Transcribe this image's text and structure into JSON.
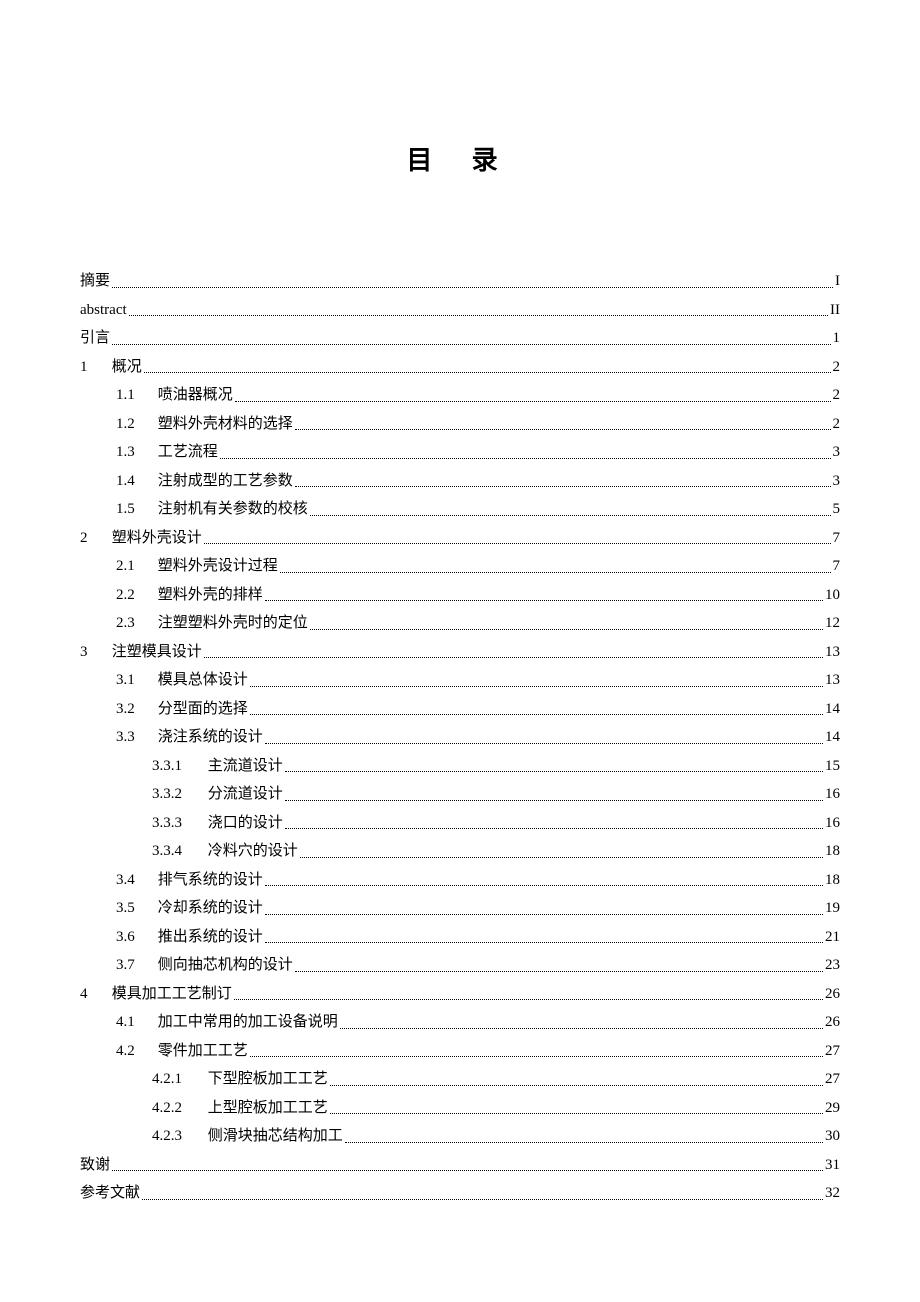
{
  "title": "目 录",
  "entries": [
    {
      "indent": 0,
      "num": "",
      "label": "摘要",
      "page": "I"
    },
    {
      "indent": 0,
      "num": "",
      "label": "abstract",
      "page": "II"
    },
    {
      "indent": 0,
      "num": "",
      "label": "引言",
      "page": "1"
    },
    {
      "indent": 0,
      "num": "1",
      "label": "概况",
      "page": "2"
    },
    {
      "indent": 1,
      "num": "1.1",
      "label": "喷油器概况",
      "page": "2"
    },
    {
      "indent": 1,
      "num": "1.2",
      "label": "塑料外壳材料的选择",
      "page": "2"
    },
    {
      "indent": 1,
      "num": "1.3",
      "label": "工艺流程",
      "page": "3"
    },
    {
      "indent": 1,
      "num": "1.4",
      "label": "注射成型的工艺参数",
      "page": "3"
    },
    {
      "indent": 1,
      "num": "1.5",
      "label": "注射机有关参数的校核",
      "page": "5"
    },
    {
      "indent": 0,
      "num": "2",
      "label": "塑料外壳设计",
      "page": "7"
    },
    {
      "indent": 1,
      "num": "2.1",
      "label": "塑料外壳设计过程",
      "page": "7"
    },
    {
      "indent": 1,
      "num": "2.2",
      "label": "塑料外壳的排样",
      "page": "10"
    },
    {
      "indent": 1,
      "num": "2.3",
      "label": "注塑塑料外壳时的定位",
      "page": "12"
    },
    {
      "indent": 0,
      "num": "3",
      "label": "注塑模具设计",
      "page": "13"
    },
    {
      "indent": 1,
      "num": "3.1",
      "label": "模具总体设计",
      "page": "13"
    },
    {
      "indent": 1,
      "num": "3.2",
      "label": "分型面的选择",
      "page": "14"
    },
    {
      "indent": 1,
      "num": "3.3",
      "label": "浇注系统的设计",
      "page": "14"
    },
    {
      "indent": 2,
      "num": "3.3.1",
      "label": "主流道设计",
      "page": "15"
    },
    {
      "indent": 2,
      "num": "3.3.2",
      "label": "分流道设计",
      "page": "16"
    },
    {
      "indent": 2,
      "num": "3.3.3",
      "label": "浇口的设计",
      "page": "16"
    },
    {
      "indent": 2,
      "num": "3.3.4",
      "label": "冷料穴的设计",
      "page": "18"
    },
    {
      "indent": 1,
      "num": "3.4",
      "label": "排气系统的设计",
      "page": "18"
    },
    {
      "indent": 1,
      "num": "3.5",
      "label": "冷却系统的设计",
      "page": "19"
    },
    {
      "indent": 1,
      "num": "3.6",
      "label": "推出系统的设计",
      "page": "21"
    },
    {
      "indent": 1,
      "num": "3.7",
      "label": "侧向抽芯机构的设计",
      "page": "23"
    },
    {
      "indent": 0,
      "num": "4",
      "label": "模具加工工艺制订",
      "page": "26"
    },
    {
      "indent": 1,
      "num": "4.1",
      "label": "加工中常用的加工设备说明",
      "page": "26"
    },
    {
      "indent": 1,
      "num": "4.2",
      "label": "零件加工工艺",
      "page": "27"
    },
    {
      "indent": 2,
      "num": "4.2.1",
      "label": "下型腔板加工工艺",
      "page": "27"
    },
    {
      "indent": 2,
      "num": "4.2.2",
      "label": "上型腔板加工工艺",
      "page": "29"
    },
    {
      "indent": 2,
      "num": "4.2.3",
      "label": "侧滑块抽芯结构加工",
      "page": "30"
    },
    {
      "indent": 0,
      "num": "",
      "label": "致谢",
      "page": "31"
    },
    {
      "indent": 0,
      "num": "",
      "label": "参考文献",
      "page": "32"
    }
  ]
}
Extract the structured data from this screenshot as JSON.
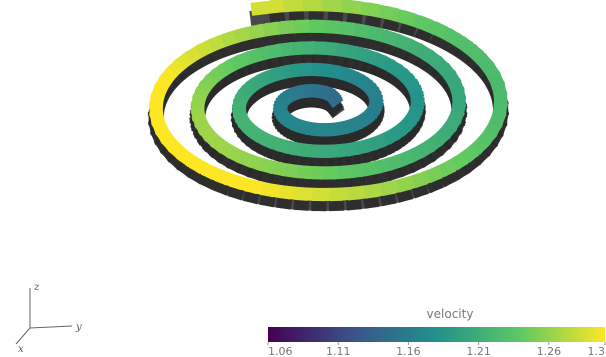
{
  "colorbar": {
    "title": "velocity",
    "clim": [
      1.06,
      1.3
    ],
    "ticks": [
      1.06,
      1.11,
      1.16,
      1.21,
      1.26,
      1.3
    ],
    "colormap": [
      "#440154",
      "#3b528b",
      "#21918c",
      "#5ec962",
      "#fde725"
    ]
  },
  "axes_widget": {
    "x": "x",
    "y": "y",
    "z": "z"
  }
}
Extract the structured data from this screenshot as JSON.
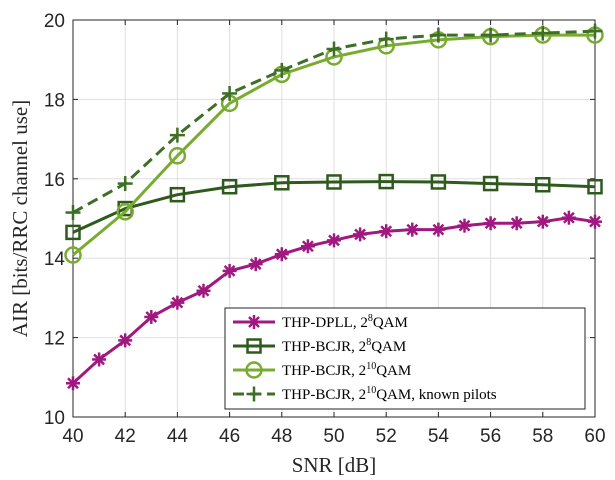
{
  "chart_data": {
    "type": "line",
    "title": "",
    "xlabel": "SNR [dB]",
    "ylabel": "AIR [bits/RRC channel use]",
    "xlim": [
      40,
      60
    ],
    "ylim": [
      10,
      20
    ],
    "xticks": [
      40,
      42,
      44,
      46,
      48,
      50,
      52,
      54,
      56,
      58,
      60
    ],
    "yticks": [
      10,
      12,
      14,
      16,
      18,
      20
    ],
    "grid": true,
    "legend_position": "bottom-right",
    "series": [
      {
        "name": "THP-DPLL, 2^8QAM",
        "legend": {
          "pre": "THP-DPLL, 2",
          "sup": "8",
          "post": "QAM"
        },
        "color": "#a0197f",
        "line": "solid",
        "marker": "asterisk",
        "x": [
          40,
          41,
          42,
          43,
          44,
          45,
          46,
          47,
          48,
          49,
          50,
          51,
          52,
          53,
          54,
          55,
          56,
          57,
          58,
          59,
          60
        ],
        "y": [
          10.85,
          11.45,
          11.93,
          12.52,
          12.88,
          13.18,
          13.68,
          13.85,
          14.1,
          14.3,
          14.45,
          14.6,
          14.68,
          14.72,
          14.72,
          14.82,
          14.88,
          14.88,
          14.92,
          15.02,
          14.92
        ]
      },
      {
        "name": "THP-BCJR, 2^8QAM",
        "legend": {
          "pre": "THP-BCJR, 2",
          "sup": "8",
          "post": "QAM"
        },
        "color": "#2f5a1d",
        "line": "solid",
        "marker": "square",
        "x": [
          40,
          42,
          44,
          46,
          48,
          50,
          52,
          54,
          56,
          58,
          60
        ],
        "y": [
          14.65,
          15.25,
          15.6,
          15.8,
          15.9,
          15.92,
          15.93,
          15.92,
          15.88,
          15.85,
          15.8
        ]
      },
      {
        "name": "THP-BCJR, 2^10QAM",
        "legend": {
          "pre": "THP-BCJR, 2",
          "sup": "10",
          "post": "QAM"
        },
        "color": "#77ac30",
        "line": "solid",
        "marker": "circle",
        "x": [
          40,
          42,
          44,
          46,
          48,
          50,
          52,
          54,
          56,
          58,
          60
        ],
        "y": [
          14.08,
          15.17,
          16.58,
          17.9,
          18.63,
          19.07,
          19.35,
          19.5,
          19.58,
          19.62,
          19.62
        ]
      },
      {
        "name": "THP-BCJR, 2^10QAM, known pilots",
        "legend": {
          "pre": "THP-BCJR, 2",
          "sup": "10",
          "post": "QAM, known pilots"
        },
        "color": "#3f6e26",
        "line": "dashed",
        "marker": "plus",
        "x": [
          40,
          42,
          44,
          46,
          48,
          50,
          52,
          54,
          56,
          58,
          60
        ],
        "y": [
          15.15,
          15.88,
          17.1,
          18.15,
          18.73,
          19.27,
          19.52,
          19.62,
          19.62,
          19.67,
          19.72
        ]
      }
    ]
  }
}
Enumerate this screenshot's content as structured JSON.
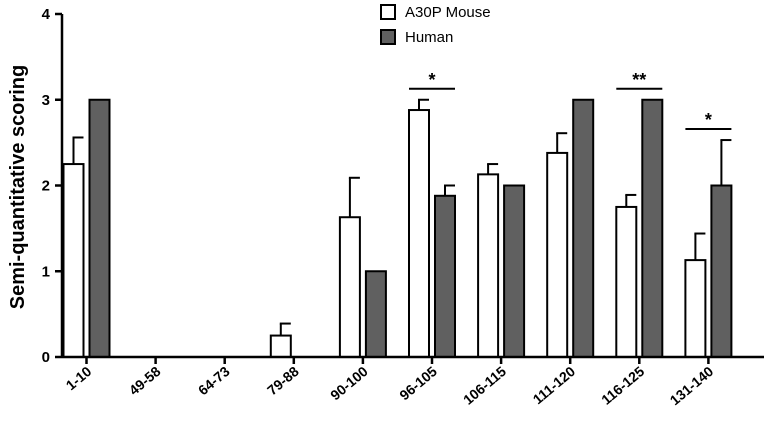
{
  "chart_data": {
    "type": "bar",
    "title": "",
    "xlabel": "",
    "ylabel": "Semi-quantitative scoring",
    "ylim": [
      0,
      4
    ],
    "yticks": [
      0,
      1,
      2,
      3,
      4
    ],
    "categories": [
      "1-10",
      "49-58",
      "64-73",
      "79-88",
      "90-100",
      "96-105",
      "106-115",
      "111-120",
      "116-125",
      "131-140"
    ],
    "series": [
      {
        "name": "A30P Mouse",
        "color": "#ffffff",
        "values": [
          2.25,
          0,
          0,
          0.25,
          1.63,
          2.88,
          2.13,
          2.38,
          1.75,
          1.13
        ],
        "errors": [
          0.31,
          0,
          0,
          0.14,
          0.46,
          0.12,
          0.12,
          0.23,
          0.14,
          0.31
        ]
      },
      {
        "name": "Human",
        "color": "#606060",
        "values": [
          3,
          0,
          0,
          0,
          1,
          1.88,
          2,
          3,
          3,
          2
        ],
        "errors": [
          0,
          0,
          0,
          0,
          0,
          0.12,
          0,
          0,
          0,
          0.53
        ]
      }
    ],
    "significance": [
      {
        "category_index": 5,
        "label": "*"
      },
      {
        "category_index": 8,
        "label": "**"
      },
      {
        "category_index": 9,
        "label": "*"
      }
    ],
    "legend_position": "top-center"
  }
}
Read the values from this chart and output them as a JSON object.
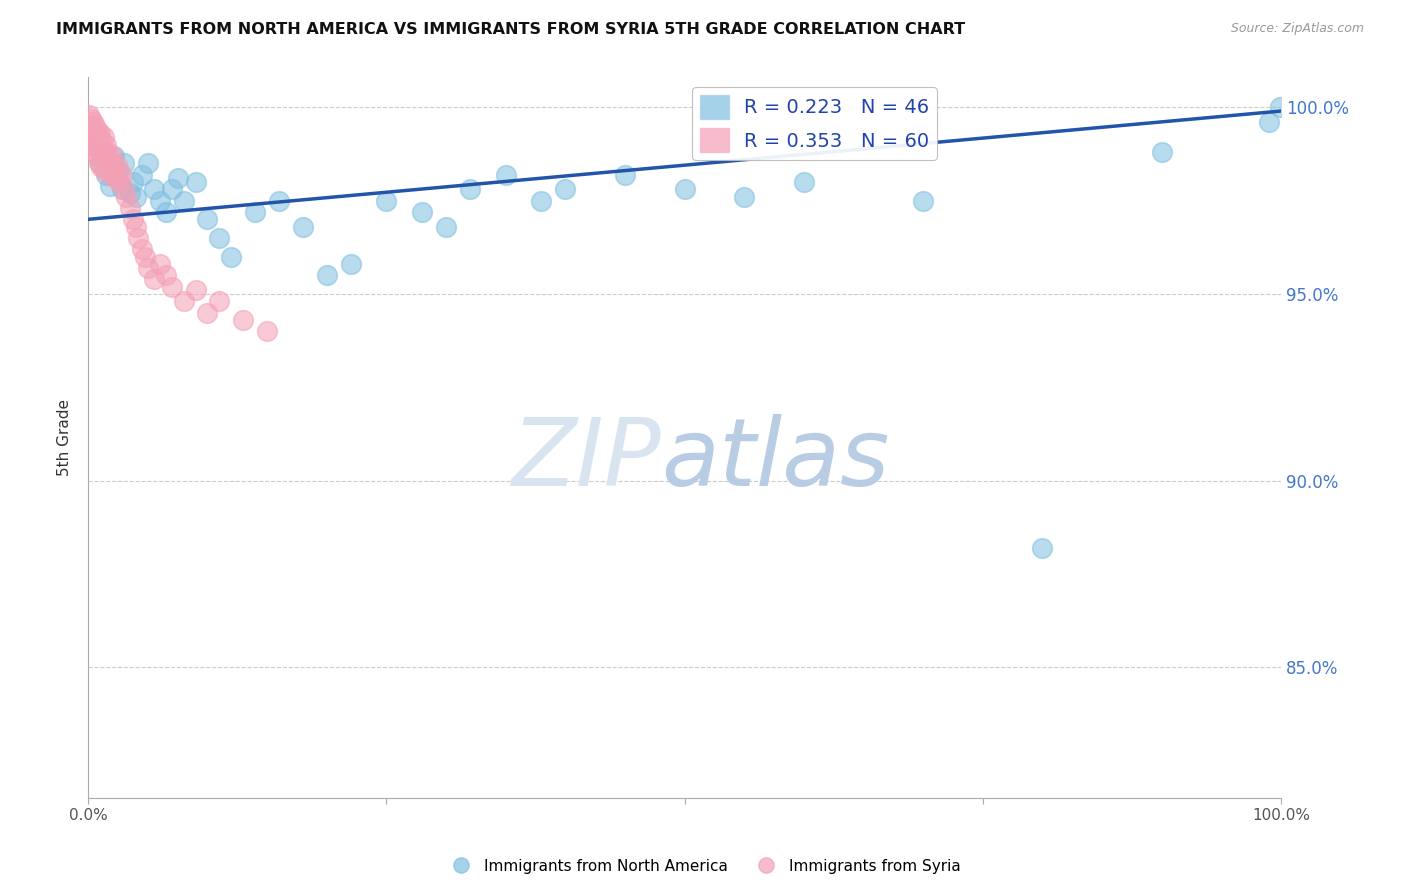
{
  "title": "IMMIGRANTS FROM NORTH AMERICA VS IMMIGRANTS FROM SYRIA 5TH GRADE CORRELATION CHART",
  "source": "Source: ZipAtlas.com",
  "ylabel": "5th Grade",
  "R_blue": 0.223,
  "N_blue": 46,
  "R_pink": 0.353,
  "N_pink": 60,
  "blue_color": "#7fbfdf",
  "pink_color": "#f4a0b5",
  "trendline_color": "#2255aa",
  "background_color": "#ffffff",
  "xlim": [
    0.0,
    1.0
  ],
  "ylim": [
    0.815,
    1.008
  ],
  "y_ticks": [
    0.85,
    0.9,
    0.95,
    1.0
  ],
  "y_tick_labels": [
    "85.0%",
    "90.0%",
    "95.0%",
    "100.0%"
  ],
  "trendline_x": [
    0.0,
    1.0
  ],
  "trendline_y": [
    0.97,
    0.999
  ],
  "na_x": [
    0.005,
    0.01,
    0.012,
    0.015,
    0.018,
    0.02,
    0.022,
    0.025,
    0.028,
    0.03,
    0.035,
    0.038,
    0.04,
    0.045,
    0.05,
    0.055,
    0.06,
    0.065,
    0.07,
    0.075,
    0.08,
    0.09,
    0.1,
    0.11,
    0.12,
    0.14,
    0.16,
    0.18,
    0.2,
    0.22,
    0.25,
    0.28,
    0.3,
    0.32,
    0.35,
    0.38,
    0.4,
    0.45,
    0.5,
    0.55,
    0.6,
    0.7,
    0.8,
    0.9,
    0.99,
    0.999
  ],
  "na_y": [
    0.99,
    0.985,
    0.988,
    0.982,
    0.979,
    0.984,
    0.987,
    0.983,
    0.978,
    0.985,
    0.977,
    0.98,
    0.976,
    0.982,
    0.985,
    0.978,
    0.975,
    0.972,
    0.978,
    0.981,
    0.975,
    0.98,
    0.97,
    0.965,
    0.96,
    0.972,
    0.975,
    0.968,
    0.955,
    0.958,
    0.975,
    0.972,
    0.968,
    0.978,
    0.982,
    0.975,
    0.978,
    0.982,
    0.978,
    0.976,
    0.98,
    0.975,
    0.882,
    0.988,
    0.996,
    1.0
  ],
  "sy_x": [
    0.001,
    0.001,
    0.002,
    0.002,
    0.003,
    0.003,
    0.004,
    0.004,
    0.005,
    0.005,
    0.006,
    0.006,
    0.007,
    0.007,
    0.008,
    0.008,
    0.009,
    0.009,
    0.01,
    0.01,
    0.011,
    0.011,
    0.012,
    0.012,
    0.013,
    0.013,
    0.014,
    0.014,
    0.015,
    0.015,
    0.016,
    0.017,
    0.018,
    0.019,
    0.02,
    0.02,
    0.022,
    0.023,
    0.025,
    0.026,
    0.028,
    0.03,
    0.032,
    0.035,
    0.038,
    0.04,
    0.042,
    0.045,
    0.048,
    0.05,
    0.055,
    0.06,
    0.065,
    0.07,
    0.08,
    0.09,
    0.1,
    0.11,
    0.13,
    0.15
  ],
  "sy_y": [
    0.998,
    0.995,
    0.993,
    0.997,
    0.994,
    0.992,
    0.996,
    0.99,
    0.993,
    0.988,
    0.995,
    0.991,
    0.989,
    0.994,
    0.992,
    0.987,
    0.99,
    0.985,
    0.993,
    0.989,
    0.988,
    0.984,
    0.991,
    0.987,
    0.985,
    0.992,
    0.988,
    0.983,
    0.99,
    0.986,
    0.984,
    0.988,
    0.985,
    0.982,
    0.987,
    0.983,
    0.985,
    0.981,
    0.984,
    0.98,
    0.982,
    0.978,
    0.976,
    0.973,
    0.97,
    0.968,
    0.965,
    0.962,
    0.96,
    0.957,
    0.954,
    0.958,
    0.955,
    0.952,
    0.948,
    0.951,
    0.945,
    0.948,
    0.943,
    0.94
  ],
  "legend_label_blue": "Immigrants from North America",
  "legend_label_pink": "Immigrants from Syria"
}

## REQUIREMENTS
Look through the entries above and count each line holding "this"; report the count alone.

## WRITTEN ANSWER
5